Task description
Copy out the entries below precisely; nothing is to be omitted.
_ _ _ _
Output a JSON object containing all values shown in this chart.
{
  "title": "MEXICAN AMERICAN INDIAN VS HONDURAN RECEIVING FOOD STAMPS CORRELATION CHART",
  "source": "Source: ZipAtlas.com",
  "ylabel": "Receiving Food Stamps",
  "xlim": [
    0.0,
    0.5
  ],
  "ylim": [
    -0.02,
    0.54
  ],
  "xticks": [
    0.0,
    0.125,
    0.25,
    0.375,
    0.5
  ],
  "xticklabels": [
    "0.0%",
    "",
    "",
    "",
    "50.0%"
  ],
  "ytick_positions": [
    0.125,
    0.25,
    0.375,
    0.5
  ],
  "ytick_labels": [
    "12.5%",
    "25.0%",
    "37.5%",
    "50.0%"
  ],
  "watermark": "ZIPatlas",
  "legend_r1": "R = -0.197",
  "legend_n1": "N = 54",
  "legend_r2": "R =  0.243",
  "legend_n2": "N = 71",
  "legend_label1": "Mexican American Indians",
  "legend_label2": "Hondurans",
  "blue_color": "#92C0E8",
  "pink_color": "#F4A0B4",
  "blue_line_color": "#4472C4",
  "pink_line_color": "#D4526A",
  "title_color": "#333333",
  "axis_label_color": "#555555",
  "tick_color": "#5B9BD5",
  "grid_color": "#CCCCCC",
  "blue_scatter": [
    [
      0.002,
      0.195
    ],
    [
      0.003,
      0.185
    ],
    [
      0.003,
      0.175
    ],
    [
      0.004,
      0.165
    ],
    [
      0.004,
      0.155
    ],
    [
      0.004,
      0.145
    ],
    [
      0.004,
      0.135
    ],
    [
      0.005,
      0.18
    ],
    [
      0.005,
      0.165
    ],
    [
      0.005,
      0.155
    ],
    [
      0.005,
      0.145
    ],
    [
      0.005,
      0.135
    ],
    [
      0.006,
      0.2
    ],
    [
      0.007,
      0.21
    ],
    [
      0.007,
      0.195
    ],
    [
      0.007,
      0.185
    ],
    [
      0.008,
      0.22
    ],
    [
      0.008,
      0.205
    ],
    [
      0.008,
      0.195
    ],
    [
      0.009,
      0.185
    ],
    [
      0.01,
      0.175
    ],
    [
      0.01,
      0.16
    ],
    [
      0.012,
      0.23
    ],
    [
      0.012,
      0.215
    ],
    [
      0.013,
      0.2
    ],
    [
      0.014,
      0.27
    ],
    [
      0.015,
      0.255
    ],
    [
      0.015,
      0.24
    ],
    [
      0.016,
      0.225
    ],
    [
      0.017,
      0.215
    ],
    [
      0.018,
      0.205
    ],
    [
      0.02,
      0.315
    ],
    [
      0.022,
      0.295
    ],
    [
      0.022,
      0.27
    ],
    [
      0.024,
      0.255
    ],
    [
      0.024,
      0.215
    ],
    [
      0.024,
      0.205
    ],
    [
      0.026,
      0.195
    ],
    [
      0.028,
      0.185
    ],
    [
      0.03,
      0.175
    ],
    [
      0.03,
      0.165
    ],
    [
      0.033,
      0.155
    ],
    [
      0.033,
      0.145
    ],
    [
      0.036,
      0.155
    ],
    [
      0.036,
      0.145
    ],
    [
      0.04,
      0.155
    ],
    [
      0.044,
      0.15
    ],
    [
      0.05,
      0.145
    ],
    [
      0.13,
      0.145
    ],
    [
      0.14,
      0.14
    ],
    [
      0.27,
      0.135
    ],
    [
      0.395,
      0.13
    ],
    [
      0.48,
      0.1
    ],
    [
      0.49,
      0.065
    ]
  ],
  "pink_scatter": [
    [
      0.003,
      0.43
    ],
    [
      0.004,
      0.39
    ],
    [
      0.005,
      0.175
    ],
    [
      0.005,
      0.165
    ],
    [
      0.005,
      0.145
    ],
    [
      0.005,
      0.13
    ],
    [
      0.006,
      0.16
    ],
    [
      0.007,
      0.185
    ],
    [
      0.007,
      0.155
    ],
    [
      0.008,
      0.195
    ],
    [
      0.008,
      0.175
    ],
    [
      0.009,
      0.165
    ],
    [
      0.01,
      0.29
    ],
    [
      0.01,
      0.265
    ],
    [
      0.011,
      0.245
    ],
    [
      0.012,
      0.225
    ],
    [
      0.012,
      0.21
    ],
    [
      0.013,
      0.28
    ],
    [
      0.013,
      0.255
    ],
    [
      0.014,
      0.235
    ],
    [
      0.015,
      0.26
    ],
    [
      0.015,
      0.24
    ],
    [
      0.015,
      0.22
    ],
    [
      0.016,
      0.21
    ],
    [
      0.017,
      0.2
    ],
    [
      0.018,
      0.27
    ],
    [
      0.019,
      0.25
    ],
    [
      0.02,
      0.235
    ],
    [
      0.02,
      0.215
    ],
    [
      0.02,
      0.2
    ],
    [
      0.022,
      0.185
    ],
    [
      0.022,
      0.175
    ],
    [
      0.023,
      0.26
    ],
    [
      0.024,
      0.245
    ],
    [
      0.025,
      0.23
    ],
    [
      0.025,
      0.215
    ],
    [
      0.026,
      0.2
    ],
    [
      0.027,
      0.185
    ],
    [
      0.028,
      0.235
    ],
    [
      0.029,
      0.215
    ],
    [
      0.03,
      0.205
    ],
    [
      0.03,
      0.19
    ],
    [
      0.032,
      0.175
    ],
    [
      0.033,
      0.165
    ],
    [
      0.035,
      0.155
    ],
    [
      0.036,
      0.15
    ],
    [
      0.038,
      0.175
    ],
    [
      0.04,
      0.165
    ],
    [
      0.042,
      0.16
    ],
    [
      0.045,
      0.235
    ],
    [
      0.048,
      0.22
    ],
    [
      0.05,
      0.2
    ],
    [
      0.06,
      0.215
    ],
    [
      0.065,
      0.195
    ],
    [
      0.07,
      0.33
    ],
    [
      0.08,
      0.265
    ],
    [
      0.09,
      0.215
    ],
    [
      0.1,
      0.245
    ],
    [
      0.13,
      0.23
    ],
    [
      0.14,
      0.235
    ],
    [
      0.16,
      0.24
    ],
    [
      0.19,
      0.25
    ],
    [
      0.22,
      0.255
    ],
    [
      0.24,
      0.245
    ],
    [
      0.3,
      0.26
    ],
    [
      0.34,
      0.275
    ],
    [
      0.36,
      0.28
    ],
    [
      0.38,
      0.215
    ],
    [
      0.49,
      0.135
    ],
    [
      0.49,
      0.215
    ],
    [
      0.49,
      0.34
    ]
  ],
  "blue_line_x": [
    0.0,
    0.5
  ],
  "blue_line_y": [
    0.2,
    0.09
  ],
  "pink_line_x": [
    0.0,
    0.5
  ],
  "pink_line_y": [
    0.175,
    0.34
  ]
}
_ _ _ _
The completed task
Output a JSON object containing all values shown in this chart.
{
  "title": "MEXICAN AMERICAN INDIAN VS HONDURAN RECEIVING FOOD STAMPS CORRELATION CHART",
  "source": "Source: ZipAtlas.com",
  "ylabel": "Receiving Food Stamps",
  "xlim": [
    0.0,
    0.5
  ],
  "ylim": [
    -0.02,
    0.54
  ],
  "xticks": [
    0.0,
    0.125,
    0.25,
    0.375,
    0.5
  ],
  "xticklabels": [
    "0.0%",
    "",
    "",
    "",
    "50.0%"
  ],
  "ytick_positions": [
    0.125,
    0.25,
    0.375,
    0.5
  ],
  "ytick_labels": [
    "12.5%",
    "25.0%",
    "37.5%",
    "50.0%"
  ],
  "watermark": "ZIPatlas",
  "legend_r1": "R = -0.197",
  "legend_n1": "N = 54",
  "legend_r2": "R =  0.243",
  "legend_n2": "N = 71",
  "legend_label1": "Mexican American Indians",
  "legend_label2": "Hondurans",
  "blue_color": "#92C0E8",
  "pink_color": "#F4A0B4",
  "blue_line_color": "#4472C4",
  "pink_line_color": "#D4526A",
  "title_color": "#333333",
  "axis_label_color": "#555555",
  "tick_color": "#5B9BD5",
  "grid_color": "#CCCCCC",
  "blue_scatter": [
    [
      0.002,
      0.195
    ],
    [
      0.003,
      0.185
    ],
    [
      0.003,
      0.175
    ],
    [
      0.004,
      0.165
    ],
    [
      0.004,
      0.155
    ],
    [
      0.004,
      0.145
    ],
    [
      0.004,
      0.135
    ],
    [
      0.005,
      0.18
    ],
    [
      0.005,
      0.165
    ],
    [
      0.005,
      0.155
    ],
    [
      0.005,
      0.145
    ],
    [
      0.005,
      0.135
    ],
    [
      0.006,
      0.2
    ],
    [
      0.007,
      0.21
    ],
    [
      0.007,
      0.195
    ],
    [
      0.007,
      0.185
    ],
    [
      0.008,
      0.22
    ],
    [
      0.008,
      0.205
    ],
    [
      0.008,
      0.195
    ],
    [
      0.009,
      0.185
    ],
    [
      0.01,
      0.175
    ],
    [
      0.01,
      0.16
    ],
    [
      0.012,
      0.23
    ],
    [
      0.012,
      0.215
    ],
    [
      0.013,
      0.2
    ],
    [
      0.014,
      0.27
    ],
    [
      0.015,
      0.255
    ],
    [
      0.015,
      0.24
    ],
    [
      0.016,
      0.225
    ],
    [
      0.017,
      0.215
    ],
    [
      0.018,
      0.205
    ],
    [
      0.02,
      0.315
    ],
    [
      0.022,
      0.295
    ],
    [
      0.022,
      0.27
    ],
    [
      0.024,
      0.255
    ],
    [
      0.024,
      0.215
    ],
    [
      0.024,
      0.205
    ],
    [
      0.026,
      0.195
    ],
    [
      0.028,
      0.185
    ],
    [
      0.03,
      0.175
    ],
    [
      0.03,
      0.165
    ],
    [
      0.033,
      0.155
    ],
    [
      0.033,
      0.145
    ],
    [
      0.036,
      0.155
    ],
    [
      0.036,
      0.145
    ],
    [
      0.04,
      0.155
    ],
    [
      0.044,
      0.15
    ],
    [
      0.05,
      0.145
    ],
    [
      0.13,
      0.145
    ],
    [
      0.14,
      0.14
    ],
    [
      0.27,
      0.135
    ],
    [
      0.395,
      0.13
    ],
    [
      0.48,
      0.1
    ],
    [
      0.49,
      0.065
    ]
  ],
  "pink_scatter": [
    [
      0.003,
      0.43
    ],
    [
      0.004,
      0.39
    ],
    [
      0.005,
      0.175
    ],
    [
      0.005,
      0.165
    ],
    [
      0.005,
      0.145
    ],
    [
      0.005,
      0.13
    ],
    [
      0.006,
      0.16
    ],
    [
      0.007,
      0.185
    ],
    [
      0.007,
      0.155
    ],
    [
      0.008,
      0.195
    ],
    [
      0.008,
      0.175
    ],
    [
      0.009,
      0.165
    ],
    [
      0.01,
      0.29
    ],
    [
      0.01,
      0.265
    ],
    [
      0.011,
      0.245
    ],
    [
      0.012,
      0.225
    ],
    [
      0.012,
      0.21
    ],
    [
      0.013,
      0.28
    ],
    [
      0.013,
      0.255
    ],
    [
      0.014,
      0.235
    ],
    [
      0.015,
      0.26
    ],
    [
      0.015,
      0.24
    ],
    [
      0.015,
      0.22
    ],
    [
      0.016,
      0.21
    ],
    [
      0.017,
      0.2
    ],
    [
      0.018,
      0.27
    ],
    [
      0.019,
      0.25
    ],
    [
      0.02,
      0.235
    ],
    [
      0.02,
      0.215
    ],
    [
      0.02,
      0.2
    ],
    [
      0.022,
      0.185
    ],
    [
      0.022,
      0.175
    ],
    [
      0.023,
      0.26
    ],
    [
      0.024,
      0.245
    ],
    [
      0.025,
      0.23
    ],
    [
      0.025,
      0.215
    ],
    [
      0.026,
      0.2
    ],
    [
      0.027,
      0.185
    ],
    [
      0.028,
      0.235
    ],
    [
      0.029,
      0.215
    ],
    [
      0.03,
      0.205
    ],
    [
      0.03,
      0.19
    ],
    [
      0.032,
      0.175
    ],
    [
      0.033,
      0.165
    ],
    [
      0.035,
      0.155
    ],
    [
      0.036,
      0.15
    ],
    [
      0.038,
      0.175
    ],
    [
      0.04,
      0.165
    ],
    [
      0.042,
      0.16
    ],
    [
      0.045,
      0.235
    ],
    [
      0.048,
      0.22
    ],
    [
      0.05,
      0.2
    ],
    [
      0.06,
      0.215
    ],
    [
      0.065,
      0.195
    ],
    [
      0.07,
      0.33
    ],
    [
      0.08,
      0.265
    ],
    [
      0.09,
      0.215
    ],
    [
      0.1,
      0.245
    ],
    [
      0.13,
      0.23
    ],
    [
      0.14,
      0.235
    ],
    [
      0.16,
      0.24
    ],
    [
      0.19,
      0.25
    ],
    [
      0.22,
      0.255
    ],
    [
      0.24,
      0.245
    ],
    [
      0.3,
      0.26
    ],
    [
      0.34,
      0.275
    ],
    [
      0.36,
      0.28
    ],
    [
      0.38,
      0.215
    ],
    [
      0.49,
      0.135
    ],
    [
      0.49,
      0.215
    ],
    [
      0.49,
      0.34
    ]
  ],
  "blue_line_x": [
    0.0,
    0.5
  ],
  "blue_line_y": [
    0.2,
    0.09
  ],
  "pink_line_x": [
    0.0,
    0.5
  ],
  "pink_line_y": [
    0.175,
    0.34
  ]
}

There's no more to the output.